_Exercise directions_:
Each line that holds the string "United" counts once; say how many such lines there are and add nothing.

_Task inputs_:
┌──

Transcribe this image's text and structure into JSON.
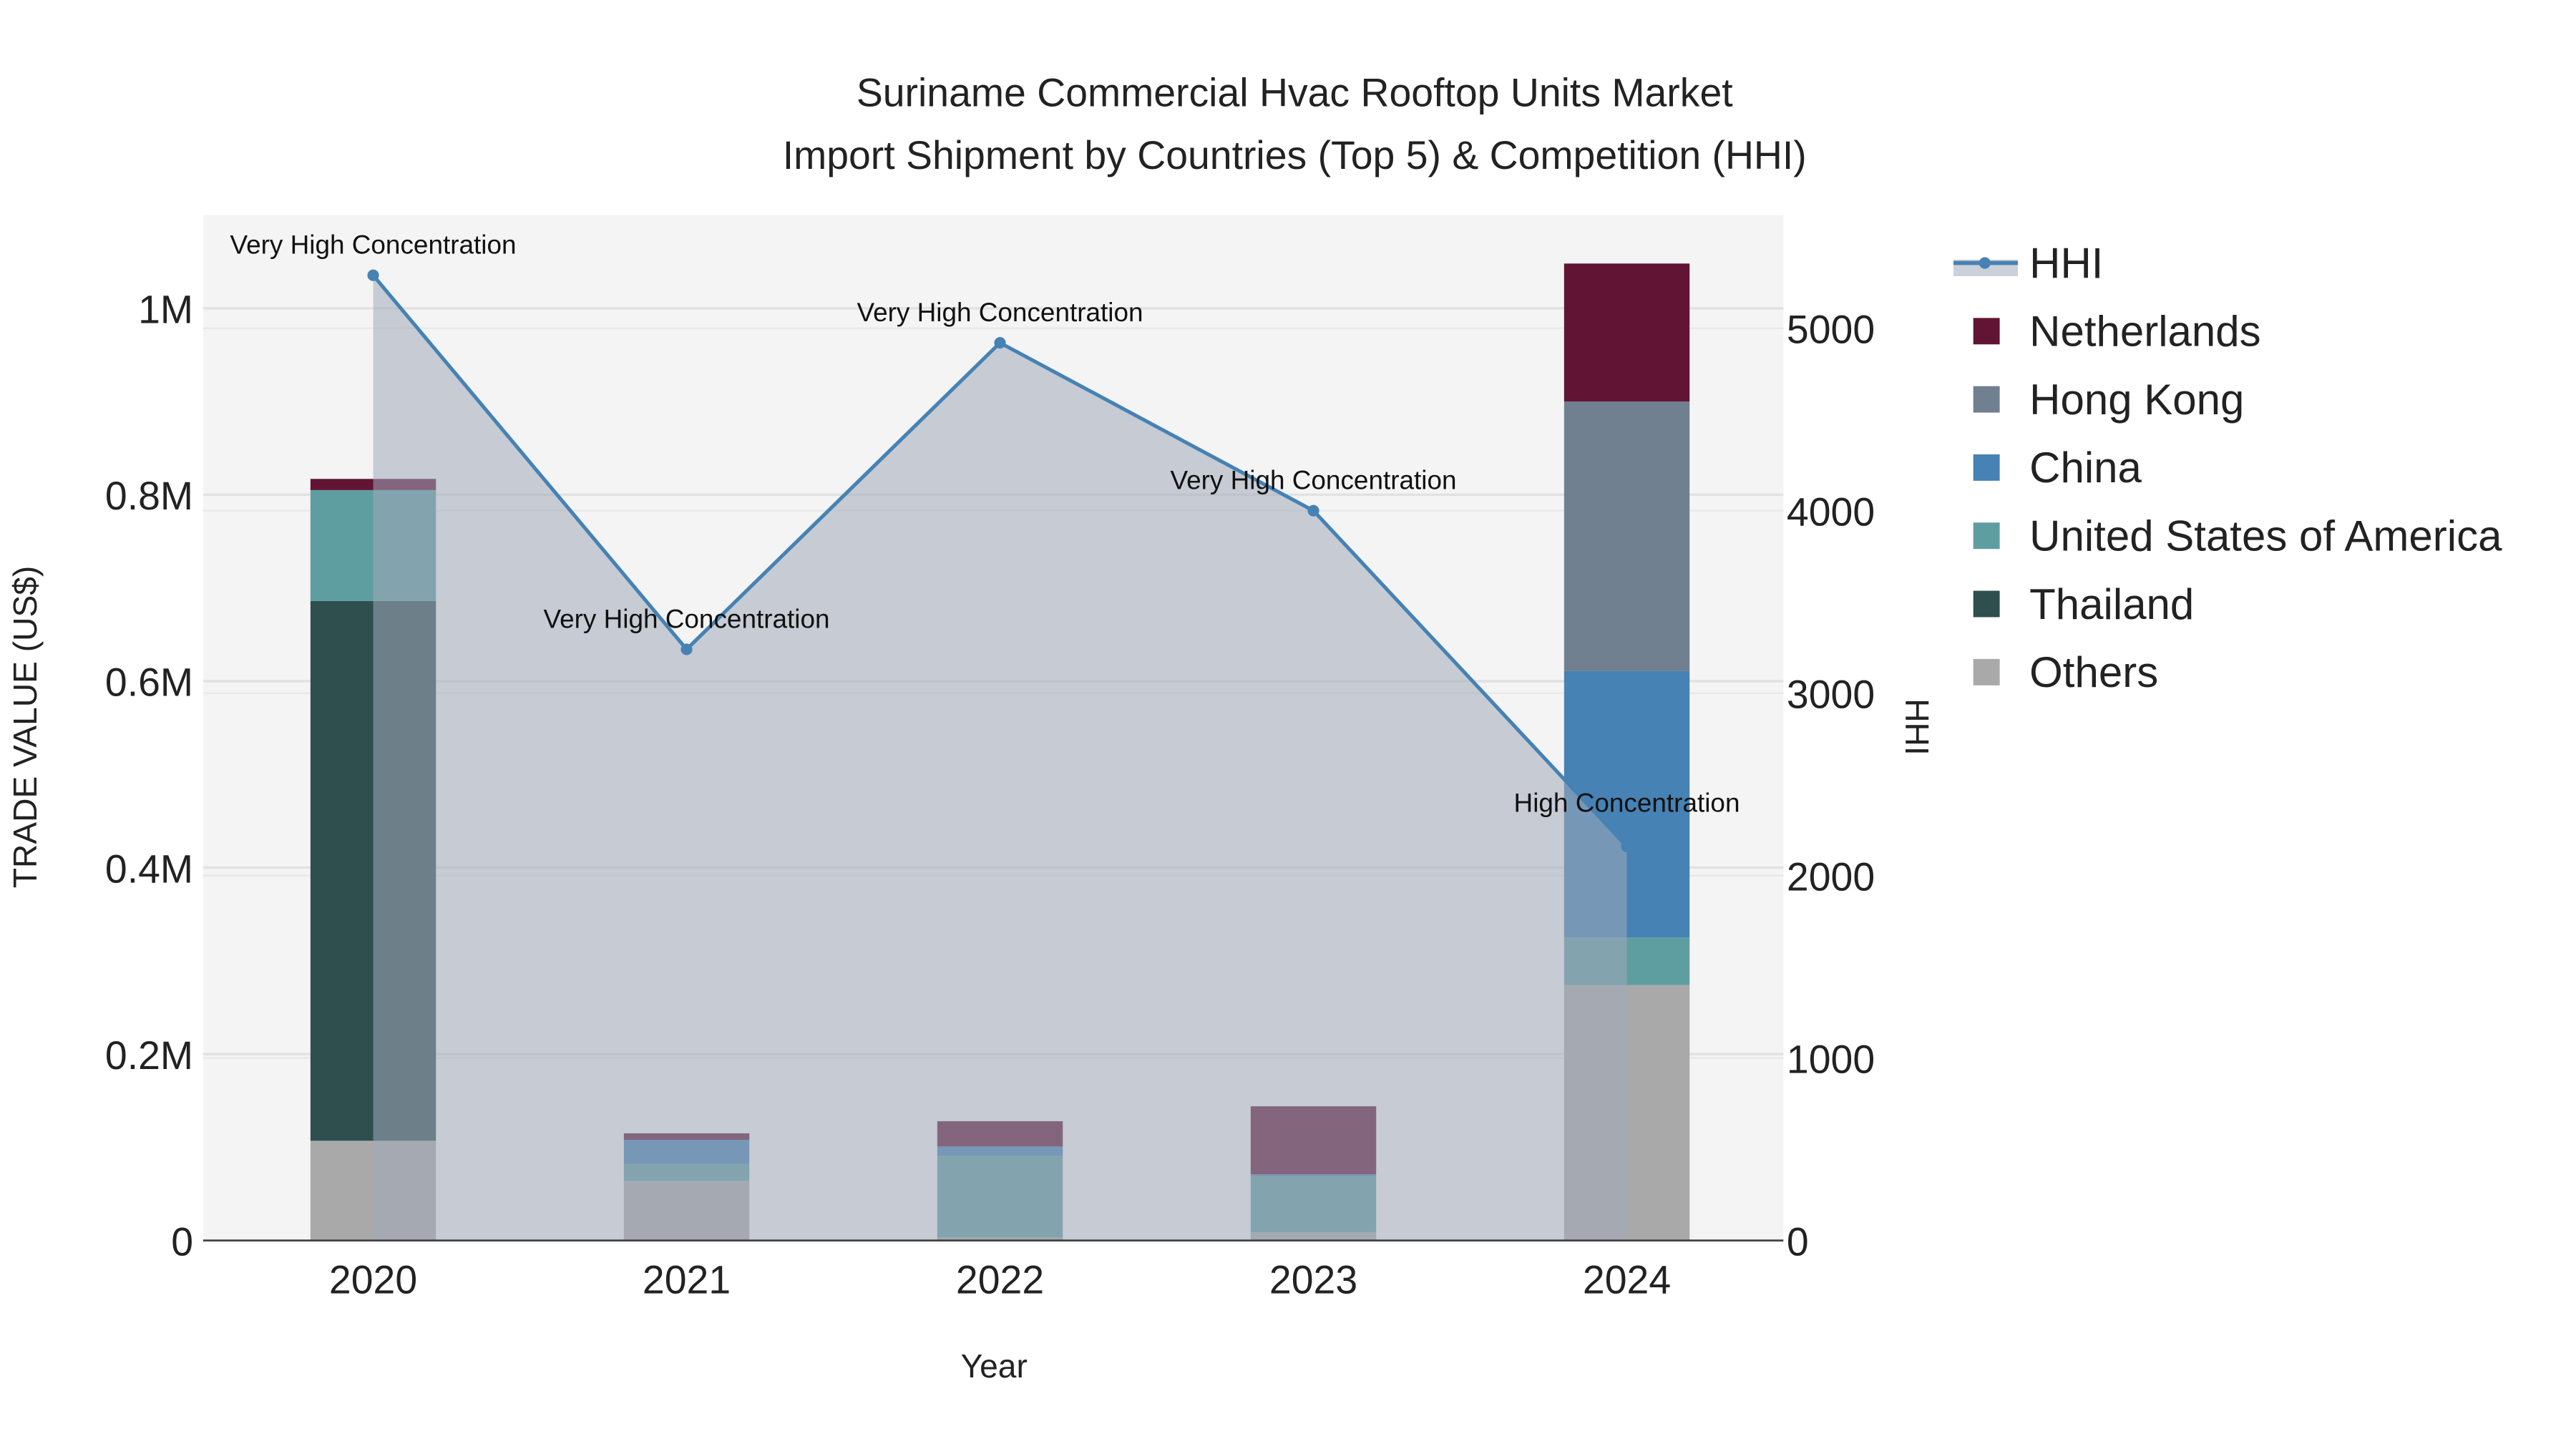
{
  "chart_data": {
    "type": "bar",
    "title": "Suriname Commercial Hvac Rooftop Units Market",
    "subtitle": "Import Shipment by Countries (Top 5) & Competition (HHI)",
    "xlabel": "Year",
    "ylabel": "TRADE VALUE (US$)",
    "y2label": "HHI",
    "categories": [
      "2020",
      "2021",
      "2022",
      "2023",
      "2024"
    ],
    "ylim": [
      0,
      1100000
    ],
    "y2lim": [
      0,
      5620
    ],
    "yticks": [
      {
        "v": 0,
        "label": "0"
      },
      {
        "v": 200000,
        "label": "0.2M"
      },
      {
        "v": 400000,
        "label": "0.4M"
      },
      {
        "v": 600000,
        "label": "0.6M"
      },
      {
        "v": 800000,
        "label": "0.8M"
      },
      {
        "v": 1000000,
        "label": "1M"
      }
    ],
    "y2ticks": [
      {
        "v": 0,
        "label": "0"
      },
      {
        "v": 1000,
        "label": "1000"
      },
      {
        "v": 2000,
        "label": "2000"
      },
      {
        "v": 3000,
        "label": "3000"
      },
      {
        "v": 4000,
        "label": "4000"
      },
      {
        "v": 5000,
        "label": "5000"
      }
    ],
    "grid": true,
    "legend_placement": "right",
    "series": [
      {
        "name": "Others",
        "color": "#a9a9a9",
        "values": [
          107000,
          64000,
          3000,
          9000,
          274000
        ]
      },
      {
        "name": "Thailand",
        "color": "#2f4f4f",
        "values": [
          579000,
          0,
          0,
          0,
          0
        ]
      },
      {
        "name": "United States of America",
        "color": "#5f9ea0",
        "values": [
          119000,
          18000,
          88000,
          60000,
          51000
        ]
      },
      {
        "name": "China",
        "color": "#4682b4",
        "values": [
          0,
          26000,
          10000,
          2000,
          286000
        ]
      },
      {
        "name": "Hong Kong",
        "color": "#708090",
        "values": [
          0,
          0,
          0,
          0,
          289000
        ]
      },
      {
        "name": "Netherlands",
        "color": "#611434",
        "values": [
          12000,
          7000,
          27000,
          73000,
          148000
        ]
      }
    ],
    "hhi": {
      "name": "HHI",
      "color": "#4682b4",
      "values": [
        5290,
        3240,
        4920,
        4000,
        2160
      ],
      "annotations": [
        "Very High Concentration",
        "Very High Concentration",
        "Very High Concentration",
        "Very High Concentration",
        "High Concentration"
      ]
    },
    "legend_order": [
      "HHI",
      "Netherlands",
      "Hong Kong",
      "China",
      "United States of America",
      "Thailand",
      "Others"
    ]
  }
}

└──

_Reply_:
2